Review the material line by line. Identify and copy every line that contains the string "name".

-- Start --

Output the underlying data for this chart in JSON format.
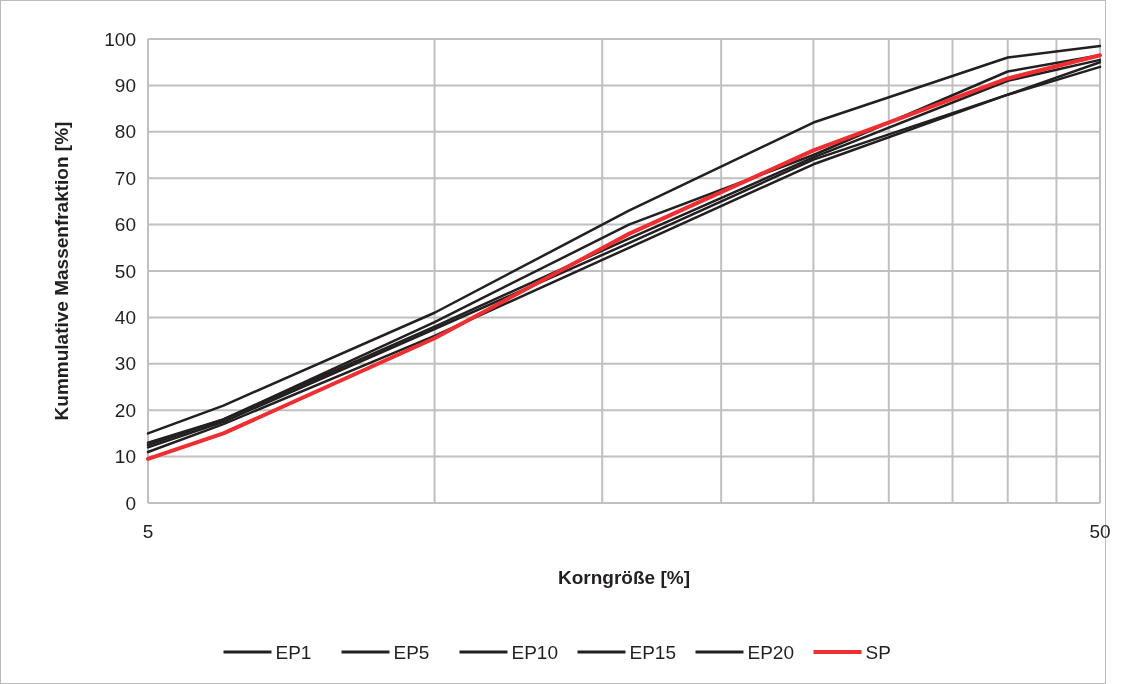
{
  "chart_data": {
    "type": "line",
    "xlabel": "Korngröße [%]",
    "ylabel": "Kummulative Massenfraktion [%]",
    "x": [
      5,
      6,
      10,
      16,
      25,
      40,
      50
    ],
    "series": [
      {
        "name": "EP1",
        "color": "#231f20",
        "values": [
          15,
          21,
          41,
          63,
          82,
          96,
          98.5
        ]
      },
      {
        "name": "EP5",
        "color": "#231f20",
        "values": [
          13,
          18,
          39,
          60,
          75,
          93,
          96.5
        ]
      },
      {
        "name": "EP10",
        "color": "#231f20",
        "values": [
          12,
          17.5,
          37.5,
          56,
          74,
          88,
          95
        ]
      },
      {
        "name": "EP15",
        "color": "#231f20",
        "values": [
          11,
          17,
          36,
          55,
          73,
          88,
          94
        ]
      },
      {
        "name": "EP20",
        "color": "#231f20",
        "values": [
          12.5,
          18,
          38,
          57,
          74.5,
          91,
          95.5
        ]
      },
      {
        "name": "SP",
        "color": "#ee2e31",
        "values": [
          9.5,
          15,
          35.5,
          58,
          76,
          91.5,
          96.5
        ]
      }
    ],
    "log": "x",
    "xlim": [
      5,
      50
    ],
    "ylim": [
      0,
      100
    ],
    "xticks": [
      5,
      {
        "value": 10,
        "label": null
      },
      {
        "value": 15,
        "label": null
      },
      {
        "value": 20,
        "label": null
      },
      {
        "value": 25,
        "label": null
      },
      {
        "value": 30,
        "label": null
      },
      {
        "value": 35,
        "label": null
      },
      {
        "value": 40,
        "label": null
      },
      {
        "value": 45,
        "label": null
      },
      50
    ],
    "yticks": [
      0,
      10,
      20,
      30,
      40,
      50,
      60,
      70,
      80,
      90,
      100
    ],
    "grid": true,
    "legend": "bottom",
    "marker": "none",
    "line_style": "solid"
  }
}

-- End --

§ Result of this task
        "name": "EP1",
        "name": "EP5",
        "name": "EP10",
        "name": "EP15",
        "name": "EP20",
        "name": "SP",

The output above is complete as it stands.